Stated task :: Go through the records below line by line. Count the lines with "Stalker" and give the count alone.

--- begin Data provided ---

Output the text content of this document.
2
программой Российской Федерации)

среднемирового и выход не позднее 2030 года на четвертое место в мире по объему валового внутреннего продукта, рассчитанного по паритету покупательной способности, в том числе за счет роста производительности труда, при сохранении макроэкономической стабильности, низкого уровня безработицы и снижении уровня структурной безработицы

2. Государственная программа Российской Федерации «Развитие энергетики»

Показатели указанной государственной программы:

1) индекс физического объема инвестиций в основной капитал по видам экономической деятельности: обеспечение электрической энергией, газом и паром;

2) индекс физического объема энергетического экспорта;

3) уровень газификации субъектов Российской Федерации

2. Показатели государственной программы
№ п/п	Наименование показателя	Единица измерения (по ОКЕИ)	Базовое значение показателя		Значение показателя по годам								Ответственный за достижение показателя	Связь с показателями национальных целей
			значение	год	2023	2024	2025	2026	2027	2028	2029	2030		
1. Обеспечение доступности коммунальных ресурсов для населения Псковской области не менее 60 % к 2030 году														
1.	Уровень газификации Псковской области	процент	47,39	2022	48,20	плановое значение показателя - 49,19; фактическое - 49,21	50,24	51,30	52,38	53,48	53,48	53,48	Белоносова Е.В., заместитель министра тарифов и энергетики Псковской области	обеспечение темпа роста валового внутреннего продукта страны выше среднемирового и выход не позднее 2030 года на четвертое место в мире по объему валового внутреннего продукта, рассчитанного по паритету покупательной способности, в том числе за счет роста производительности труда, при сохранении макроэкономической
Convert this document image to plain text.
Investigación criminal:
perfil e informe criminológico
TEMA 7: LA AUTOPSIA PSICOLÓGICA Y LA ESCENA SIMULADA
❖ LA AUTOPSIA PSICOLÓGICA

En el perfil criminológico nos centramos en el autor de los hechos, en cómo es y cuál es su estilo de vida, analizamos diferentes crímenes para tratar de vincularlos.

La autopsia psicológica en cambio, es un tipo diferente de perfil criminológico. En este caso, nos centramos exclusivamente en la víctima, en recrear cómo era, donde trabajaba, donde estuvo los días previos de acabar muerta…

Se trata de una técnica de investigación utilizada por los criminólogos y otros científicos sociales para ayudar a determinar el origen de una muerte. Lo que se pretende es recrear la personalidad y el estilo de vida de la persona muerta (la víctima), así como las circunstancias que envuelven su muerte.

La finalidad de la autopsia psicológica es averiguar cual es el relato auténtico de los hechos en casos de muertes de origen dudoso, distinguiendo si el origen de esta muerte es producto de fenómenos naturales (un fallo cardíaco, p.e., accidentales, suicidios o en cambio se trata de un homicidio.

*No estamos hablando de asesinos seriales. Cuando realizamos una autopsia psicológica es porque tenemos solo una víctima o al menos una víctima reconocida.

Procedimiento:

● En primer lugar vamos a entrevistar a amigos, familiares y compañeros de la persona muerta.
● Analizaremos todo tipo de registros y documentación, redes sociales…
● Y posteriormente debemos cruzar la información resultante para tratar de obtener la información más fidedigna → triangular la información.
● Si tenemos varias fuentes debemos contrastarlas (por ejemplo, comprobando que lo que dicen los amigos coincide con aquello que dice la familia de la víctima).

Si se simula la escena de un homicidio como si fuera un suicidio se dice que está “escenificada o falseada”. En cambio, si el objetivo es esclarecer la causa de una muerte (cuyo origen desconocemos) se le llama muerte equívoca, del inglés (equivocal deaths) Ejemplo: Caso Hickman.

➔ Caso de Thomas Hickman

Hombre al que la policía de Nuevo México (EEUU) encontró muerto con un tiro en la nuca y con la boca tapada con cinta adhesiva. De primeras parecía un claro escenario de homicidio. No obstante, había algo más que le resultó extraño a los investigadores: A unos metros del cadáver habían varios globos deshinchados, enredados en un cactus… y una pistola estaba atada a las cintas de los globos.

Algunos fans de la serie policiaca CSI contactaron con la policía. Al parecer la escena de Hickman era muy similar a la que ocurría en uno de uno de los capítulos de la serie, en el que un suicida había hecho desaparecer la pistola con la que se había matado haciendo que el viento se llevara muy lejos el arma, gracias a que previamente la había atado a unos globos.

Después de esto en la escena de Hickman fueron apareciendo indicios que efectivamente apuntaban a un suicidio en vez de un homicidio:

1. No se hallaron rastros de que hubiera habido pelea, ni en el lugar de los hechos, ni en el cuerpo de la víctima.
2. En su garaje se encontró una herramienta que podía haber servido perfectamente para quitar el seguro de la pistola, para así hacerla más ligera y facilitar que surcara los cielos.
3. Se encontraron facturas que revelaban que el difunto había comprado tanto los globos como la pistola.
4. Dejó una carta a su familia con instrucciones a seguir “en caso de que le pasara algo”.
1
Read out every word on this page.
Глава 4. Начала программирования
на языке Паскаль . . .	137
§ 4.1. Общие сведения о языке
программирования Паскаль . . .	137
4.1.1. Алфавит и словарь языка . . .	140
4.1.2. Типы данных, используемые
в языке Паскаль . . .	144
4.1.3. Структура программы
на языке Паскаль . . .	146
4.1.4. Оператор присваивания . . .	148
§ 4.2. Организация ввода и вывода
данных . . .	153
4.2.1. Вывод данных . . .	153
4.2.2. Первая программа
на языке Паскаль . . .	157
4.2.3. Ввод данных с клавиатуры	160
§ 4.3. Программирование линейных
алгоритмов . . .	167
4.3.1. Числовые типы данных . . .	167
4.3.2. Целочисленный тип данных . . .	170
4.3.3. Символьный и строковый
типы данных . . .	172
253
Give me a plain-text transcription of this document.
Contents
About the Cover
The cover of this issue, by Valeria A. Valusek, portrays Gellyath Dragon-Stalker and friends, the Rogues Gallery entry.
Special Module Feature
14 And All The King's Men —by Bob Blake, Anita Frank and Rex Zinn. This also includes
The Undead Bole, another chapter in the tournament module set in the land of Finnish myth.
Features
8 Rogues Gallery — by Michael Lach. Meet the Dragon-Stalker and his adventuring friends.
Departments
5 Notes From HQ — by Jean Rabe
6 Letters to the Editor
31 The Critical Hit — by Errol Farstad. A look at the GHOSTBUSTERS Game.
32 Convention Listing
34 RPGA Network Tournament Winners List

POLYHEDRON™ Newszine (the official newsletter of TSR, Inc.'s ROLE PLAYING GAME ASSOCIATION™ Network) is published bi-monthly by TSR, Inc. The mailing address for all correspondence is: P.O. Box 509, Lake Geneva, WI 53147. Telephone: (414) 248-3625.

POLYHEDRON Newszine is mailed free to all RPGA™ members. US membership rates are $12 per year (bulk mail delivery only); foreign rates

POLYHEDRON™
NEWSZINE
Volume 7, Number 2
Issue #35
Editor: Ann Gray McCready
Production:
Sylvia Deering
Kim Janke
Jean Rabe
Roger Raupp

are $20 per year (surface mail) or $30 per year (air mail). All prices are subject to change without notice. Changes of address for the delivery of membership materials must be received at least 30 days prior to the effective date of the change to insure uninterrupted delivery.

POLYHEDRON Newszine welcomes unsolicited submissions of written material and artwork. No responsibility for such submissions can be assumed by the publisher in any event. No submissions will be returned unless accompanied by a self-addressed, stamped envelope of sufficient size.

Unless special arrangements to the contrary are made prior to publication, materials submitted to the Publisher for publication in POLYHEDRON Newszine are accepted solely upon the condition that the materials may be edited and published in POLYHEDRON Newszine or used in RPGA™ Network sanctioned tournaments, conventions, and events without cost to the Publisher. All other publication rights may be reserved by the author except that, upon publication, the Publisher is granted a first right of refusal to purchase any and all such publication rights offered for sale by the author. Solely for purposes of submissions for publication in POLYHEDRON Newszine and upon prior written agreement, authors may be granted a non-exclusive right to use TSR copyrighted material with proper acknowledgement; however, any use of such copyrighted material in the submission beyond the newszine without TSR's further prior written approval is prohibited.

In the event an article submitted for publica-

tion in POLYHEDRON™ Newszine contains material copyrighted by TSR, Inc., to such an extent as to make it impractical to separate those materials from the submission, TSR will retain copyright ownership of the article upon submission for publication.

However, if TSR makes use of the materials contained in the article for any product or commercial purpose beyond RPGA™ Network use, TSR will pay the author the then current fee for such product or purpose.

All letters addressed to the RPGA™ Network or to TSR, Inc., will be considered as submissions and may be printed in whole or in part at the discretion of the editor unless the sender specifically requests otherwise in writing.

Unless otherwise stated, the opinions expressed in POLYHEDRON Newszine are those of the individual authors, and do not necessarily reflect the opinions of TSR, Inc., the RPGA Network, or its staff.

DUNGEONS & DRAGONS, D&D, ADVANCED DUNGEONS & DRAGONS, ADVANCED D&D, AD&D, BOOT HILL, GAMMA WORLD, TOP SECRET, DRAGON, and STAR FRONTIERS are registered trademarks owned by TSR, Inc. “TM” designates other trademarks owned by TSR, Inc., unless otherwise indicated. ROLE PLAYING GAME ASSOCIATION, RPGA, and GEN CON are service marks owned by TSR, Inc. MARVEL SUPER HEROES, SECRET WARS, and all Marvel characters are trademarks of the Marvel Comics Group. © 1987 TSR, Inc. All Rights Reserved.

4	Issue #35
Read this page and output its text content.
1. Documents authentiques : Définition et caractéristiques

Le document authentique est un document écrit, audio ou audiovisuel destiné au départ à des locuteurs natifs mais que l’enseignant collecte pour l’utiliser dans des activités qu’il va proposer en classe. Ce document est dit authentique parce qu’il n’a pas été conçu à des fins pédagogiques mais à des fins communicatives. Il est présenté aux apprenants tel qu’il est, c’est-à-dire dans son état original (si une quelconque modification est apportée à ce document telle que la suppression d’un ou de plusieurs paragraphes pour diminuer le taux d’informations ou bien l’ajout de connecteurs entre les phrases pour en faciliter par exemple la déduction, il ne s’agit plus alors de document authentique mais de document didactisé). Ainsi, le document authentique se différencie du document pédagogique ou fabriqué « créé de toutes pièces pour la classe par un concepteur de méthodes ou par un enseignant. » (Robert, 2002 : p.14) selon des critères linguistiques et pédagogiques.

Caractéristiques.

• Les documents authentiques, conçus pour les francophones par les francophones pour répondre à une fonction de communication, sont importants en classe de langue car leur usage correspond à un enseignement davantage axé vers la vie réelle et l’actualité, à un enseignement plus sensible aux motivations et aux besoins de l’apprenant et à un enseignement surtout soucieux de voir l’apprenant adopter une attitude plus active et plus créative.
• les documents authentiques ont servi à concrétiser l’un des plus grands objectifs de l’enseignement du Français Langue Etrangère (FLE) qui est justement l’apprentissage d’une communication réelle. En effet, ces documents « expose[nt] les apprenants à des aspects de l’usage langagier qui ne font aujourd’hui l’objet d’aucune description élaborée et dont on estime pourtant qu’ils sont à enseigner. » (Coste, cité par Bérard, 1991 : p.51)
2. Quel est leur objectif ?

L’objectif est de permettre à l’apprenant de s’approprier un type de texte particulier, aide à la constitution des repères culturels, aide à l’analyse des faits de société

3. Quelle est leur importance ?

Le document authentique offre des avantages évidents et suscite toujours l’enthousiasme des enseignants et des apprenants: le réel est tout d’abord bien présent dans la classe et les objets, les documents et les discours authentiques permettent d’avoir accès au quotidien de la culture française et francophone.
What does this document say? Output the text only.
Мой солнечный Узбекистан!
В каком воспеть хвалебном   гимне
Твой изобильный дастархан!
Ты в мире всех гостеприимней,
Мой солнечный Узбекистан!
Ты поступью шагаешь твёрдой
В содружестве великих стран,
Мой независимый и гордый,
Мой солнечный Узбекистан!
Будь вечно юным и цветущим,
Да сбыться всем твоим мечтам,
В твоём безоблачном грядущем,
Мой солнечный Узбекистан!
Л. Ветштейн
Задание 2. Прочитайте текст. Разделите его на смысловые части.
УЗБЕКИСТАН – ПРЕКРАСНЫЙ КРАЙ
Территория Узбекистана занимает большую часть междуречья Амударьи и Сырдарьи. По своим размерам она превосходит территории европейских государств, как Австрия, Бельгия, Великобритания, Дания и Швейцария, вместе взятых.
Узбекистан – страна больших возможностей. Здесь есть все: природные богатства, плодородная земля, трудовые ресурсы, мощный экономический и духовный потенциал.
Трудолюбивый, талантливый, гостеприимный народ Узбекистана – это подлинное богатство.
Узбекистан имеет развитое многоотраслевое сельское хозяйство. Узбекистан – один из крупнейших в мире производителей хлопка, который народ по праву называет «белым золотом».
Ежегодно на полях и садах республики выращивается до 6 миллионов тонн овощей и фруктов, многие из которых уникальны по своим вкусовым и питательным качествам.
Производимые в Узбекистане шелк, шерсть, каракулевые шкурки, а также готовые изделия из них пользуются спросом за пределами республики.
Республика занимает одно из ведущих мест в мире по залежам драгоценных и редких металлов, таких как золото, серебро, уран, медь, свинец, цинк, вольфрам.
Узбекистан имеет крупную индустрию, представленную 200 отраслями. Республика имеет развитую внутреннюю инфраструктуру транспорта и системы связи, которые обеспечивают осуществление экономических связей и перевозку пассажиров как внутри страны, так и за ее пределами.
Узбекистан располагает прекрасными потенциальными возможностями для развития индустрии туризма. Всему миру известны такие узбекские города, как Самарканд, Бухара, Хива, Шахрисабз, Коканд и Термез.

--- end Data provided ---

Answer to this exercise :: 2